DIRECTION: From the listing that follows, extract every line and set it down unaltered.

MATERIAL SUPPLIED:
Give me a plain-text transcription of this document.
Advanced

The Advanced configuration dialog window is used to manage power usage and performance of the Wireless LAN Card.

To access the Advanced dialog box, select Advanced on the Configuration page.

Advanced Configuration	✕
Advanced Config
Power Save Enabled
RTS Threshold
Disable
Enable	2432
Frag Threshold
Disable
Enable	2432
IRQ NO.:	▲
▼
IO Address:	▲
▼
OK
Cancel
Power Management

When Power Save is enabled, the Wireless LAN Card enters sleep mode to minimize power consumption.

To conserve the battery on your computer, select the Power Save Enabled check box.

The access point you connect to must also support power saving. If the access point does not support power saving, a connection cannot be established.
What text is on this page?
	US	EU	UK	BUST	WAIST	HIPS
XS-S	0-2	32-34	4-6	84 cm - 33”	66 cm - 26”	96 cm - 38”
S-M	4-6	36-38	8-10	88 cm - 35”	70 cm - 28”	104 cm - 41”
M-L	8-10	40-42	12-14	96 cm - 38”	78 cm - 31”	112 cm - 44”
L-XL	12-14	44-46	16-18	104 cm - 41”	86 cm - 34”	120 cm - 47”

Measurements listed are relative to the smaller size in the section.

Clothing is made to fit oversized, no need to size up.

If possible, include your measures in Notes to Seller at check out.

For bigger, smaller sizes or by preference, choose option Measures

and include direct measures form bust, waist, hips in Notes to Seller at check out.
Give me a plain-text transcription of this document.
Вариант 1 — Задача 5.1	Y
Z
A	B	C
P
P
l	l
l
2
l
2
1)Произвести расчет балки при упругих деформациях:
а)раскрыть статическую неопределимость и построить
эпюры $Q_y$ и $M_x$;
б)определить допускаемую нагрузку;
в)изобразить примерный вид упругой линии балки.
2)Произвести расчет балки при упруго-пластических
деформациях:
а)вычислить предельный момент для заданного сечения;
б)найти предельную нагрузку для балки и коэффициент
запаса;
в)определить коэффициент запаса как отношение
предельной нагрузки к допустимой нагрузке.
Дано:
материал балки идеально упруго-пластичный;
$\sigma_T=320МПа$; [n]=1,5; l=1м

TASK RESPONSE:
Give me a plain-text transcription of this document.
Advanced

The Advanced configuration dialog window is used to manage power usage and performance of the Wireless LAN Card.

To access the Advanced dialog box, select Advanced on the Configuration page.

Advanced Configuration	✕
Advanced Config
Power Save Enabled
RTS Threshold
Disable
Enable	2432
Frag Threshold
Disable
Enable	2432
IRQ NO.:	▲
▼
IO Address:	▲
▼
OK
Cancel
Power Management

When Power Save is enabled, the Wireless LAN Card enters sleep mode to minimize power consumption.

To conserve the battery on your computer, select the Power Save Enabled check box.

The access point you connect to must also support power saving. If the access point does not support power saving, a connection cannot be established.
What text is on this page?
	US	EU	UK	BUST	WAIST	HIPS
XS-S	0-2	32-34	4-6	84 cm - 33”	66 cm - 26”	96 cm - 38”
S-M	4-6	36-38	8-10	88 cm - 35”	70 cm - 28”	104 cm - 41”
M-L	8-10	40-42	12-14	96 cm - 38”	78 cm - 31”	112 cm - 44”
L-XL	12-14	44-46	16-18	104 cm - 41”	86 cm - 34”	120 cm - 47”

Measurements listed are relative to the smaller size in the section.

Clothing is made to fit oversized, no need to size up.

If possible, include your measures in Notes to Seller at check out.

For bigger, smaller sizes or by preference, choose option Measures

and include direct measures form bust, waist, hips in Notes to Seller at check out.
Give me a plain-text transcription of this document.
Вариант 1 — Задача 5.1	Y
Z
A	B	C
P
P
l	l
l
2
l
2
1)Произвести расчет балки при упругих деформациях:
а)раскрыть статическую неопределимость и построить
эпюры $Q_y$ и $M_x$;
б)определить допускаемую нагрузку;
в)изобразить примерный вид упругой линии балки.
2)Произвести расчет балки при упруго-пластических
деформациях:
а)вычислить предельный момент для заданного сечения;
б)найти предельную нагрузку для балки и коэффициент
запаса;
в)определить коэффициент запаса как отношение
предельной нагрузки к допустимой нагрузке.
Дано:
материал балки идеально упруго-пластичный;
$\sigma_T=320МПа$; [n]=1,5; l=1м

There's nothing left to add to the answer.